> [What this task involves]
Each line that holds the word "Number" is to be identified and copied.
# Start of Entries shown
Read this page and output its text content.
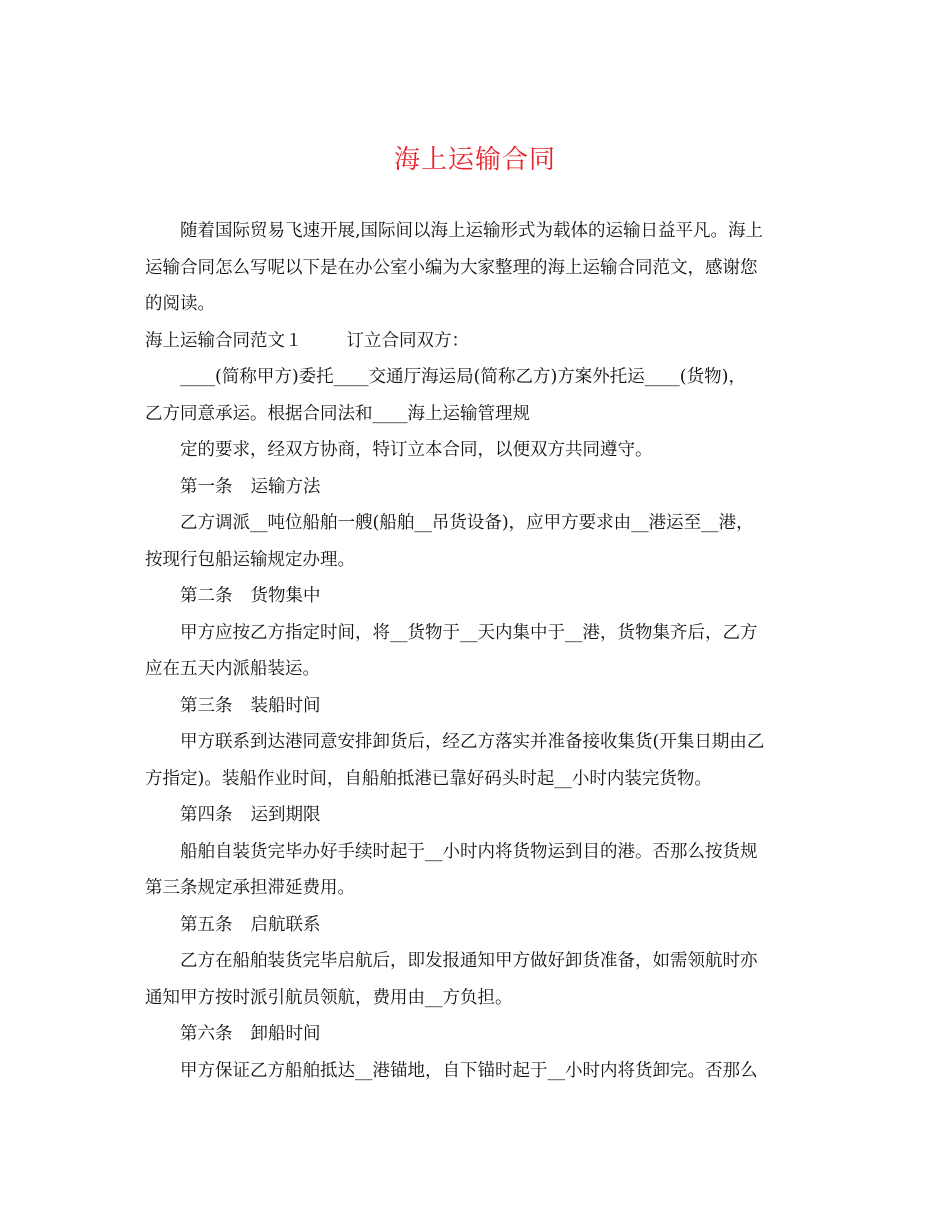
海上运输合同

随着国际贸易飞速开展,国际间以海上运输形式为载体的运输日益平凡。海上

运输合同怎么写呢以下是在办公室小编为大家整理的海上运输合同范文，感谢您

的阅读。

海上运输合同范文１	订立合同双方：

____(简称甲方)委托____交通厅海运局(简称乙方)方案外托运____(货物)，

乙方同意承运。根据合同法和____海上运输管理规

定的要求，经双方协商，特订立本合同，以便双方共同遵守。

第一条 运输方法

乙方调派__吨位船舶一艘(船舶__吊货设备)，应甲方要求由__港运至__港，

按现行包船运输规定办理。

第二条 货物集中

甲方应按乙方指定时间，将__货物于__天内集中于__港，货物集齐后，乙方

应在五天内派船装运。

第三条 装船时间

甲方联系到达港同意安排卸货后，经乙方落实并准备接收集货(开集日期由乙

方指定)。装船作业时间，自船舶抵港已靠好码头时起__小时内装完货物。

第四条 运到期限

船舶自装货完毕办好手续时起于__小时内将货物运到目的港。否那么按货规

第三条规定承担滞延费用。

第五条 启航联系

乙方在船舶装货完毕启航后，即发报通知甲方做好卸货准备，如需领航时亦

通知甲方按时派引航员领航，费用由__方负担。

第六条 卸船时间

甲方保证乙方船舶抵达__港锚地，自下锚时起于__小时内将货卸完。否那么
# End of Entries shown
# Start of Entries shown
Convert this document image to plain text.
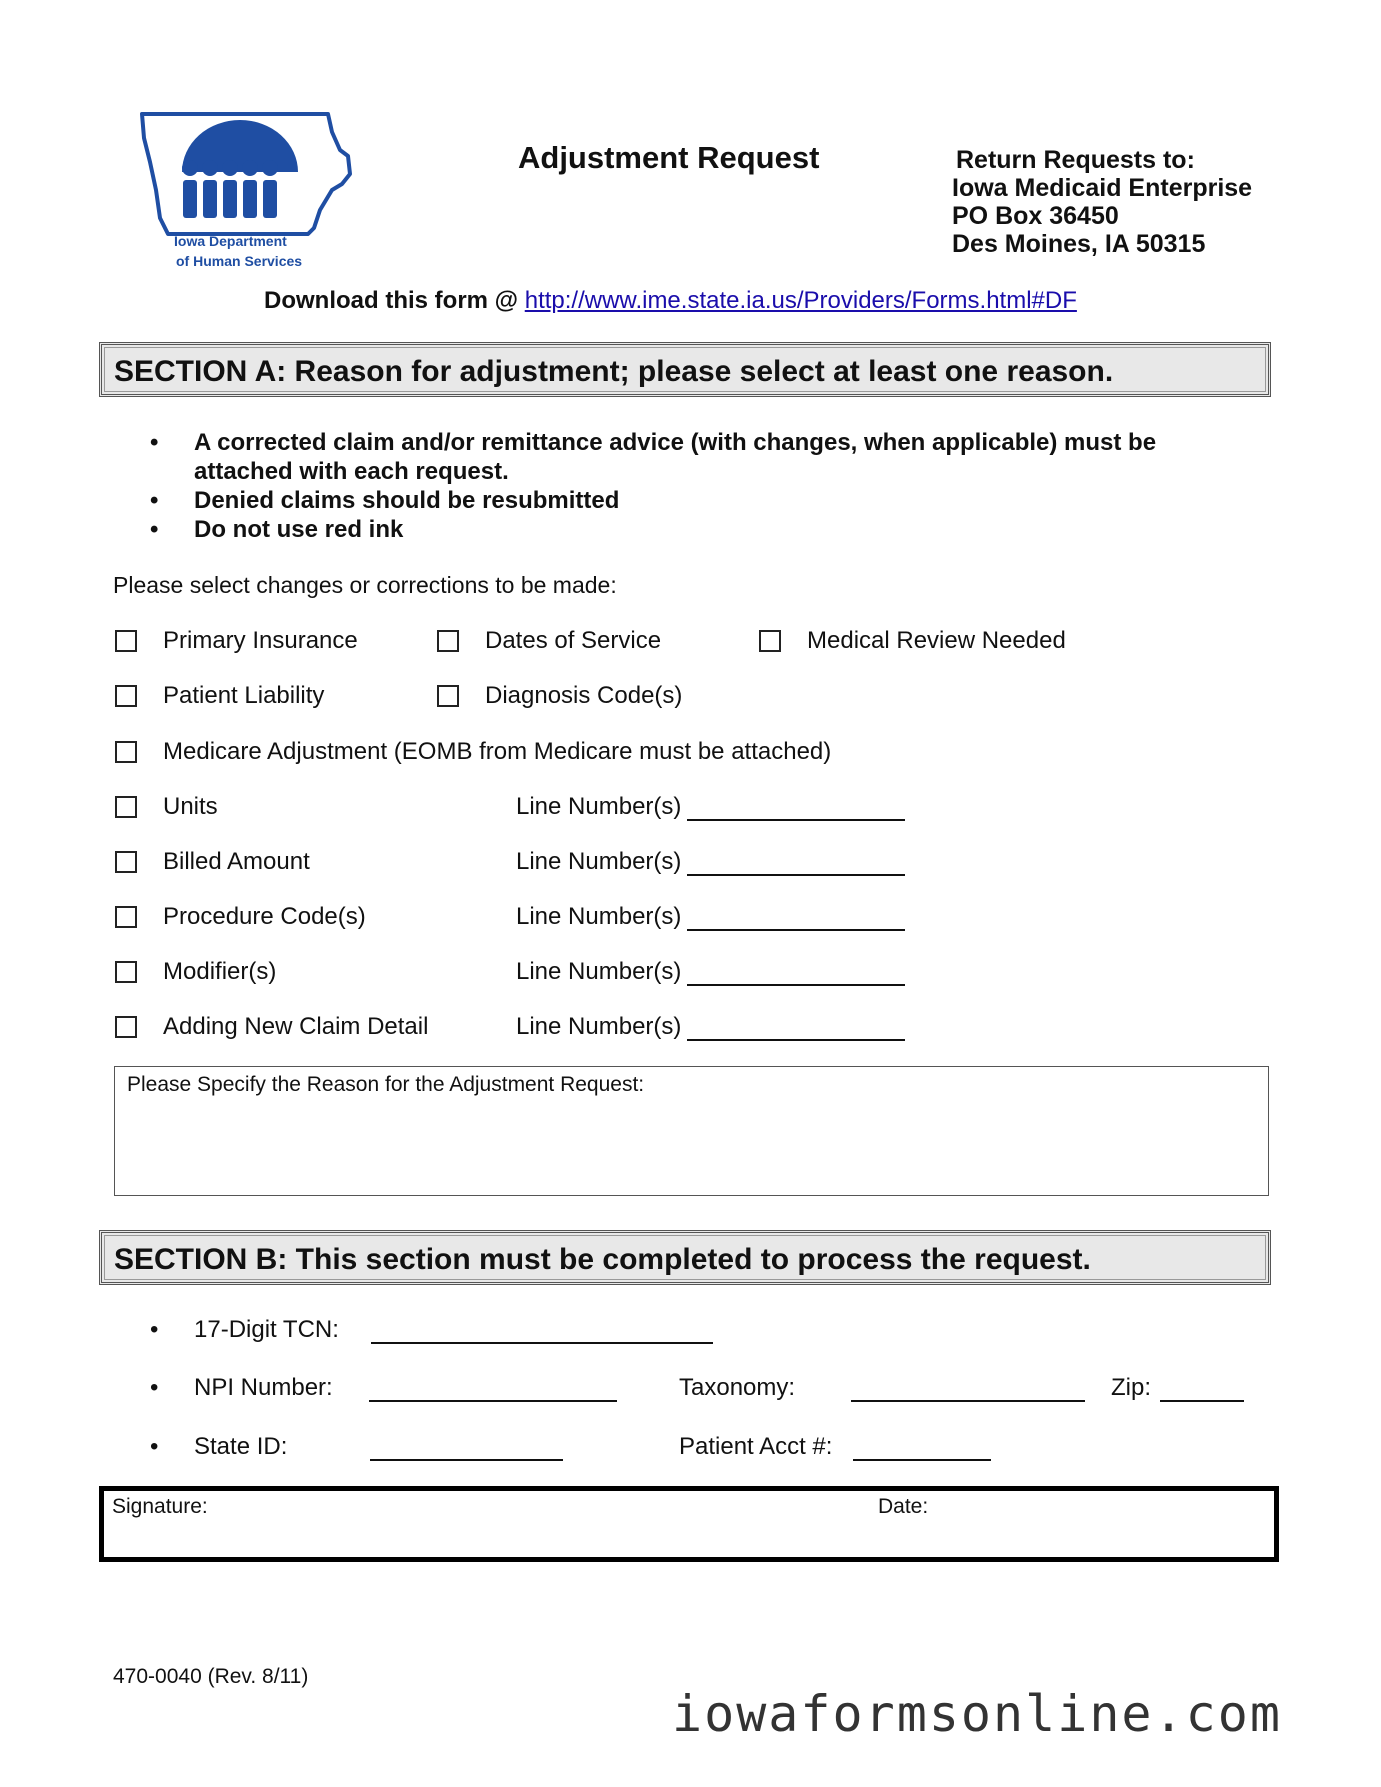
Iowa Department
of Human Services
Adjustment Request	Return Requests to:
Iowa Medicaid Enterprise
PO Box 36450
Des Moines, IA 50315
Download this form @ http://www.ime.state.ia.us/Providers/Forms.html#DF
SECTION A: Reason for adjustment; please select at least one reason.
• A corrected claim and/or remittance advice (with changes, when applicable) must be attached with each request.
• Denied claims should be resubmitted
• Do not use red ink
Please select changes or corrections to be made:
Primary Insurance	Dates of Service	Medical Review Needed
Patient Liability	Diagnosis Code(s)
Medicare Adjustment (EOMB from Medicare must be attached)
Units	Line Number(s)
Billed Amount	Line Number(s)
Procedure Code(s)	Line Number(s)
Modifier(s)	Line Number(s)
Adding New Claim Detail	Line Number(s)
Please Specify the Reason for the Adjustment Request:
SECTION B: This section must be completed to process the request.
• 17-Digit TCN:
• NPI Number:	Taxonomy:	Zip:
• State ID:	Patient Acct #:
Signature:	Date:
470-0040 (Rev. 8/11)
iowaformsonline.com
# End of Entries shown
> [Answer for this exercise]
Units	Line Number(s)
Billed Amount	Line Number(s)
Procedure Code(s)	Line Number(s)
Modifier(s)	Line Number(s)
Adding New Claim Detail	Line Number(s)
• NPI Number:	Taxonomy:	Zip:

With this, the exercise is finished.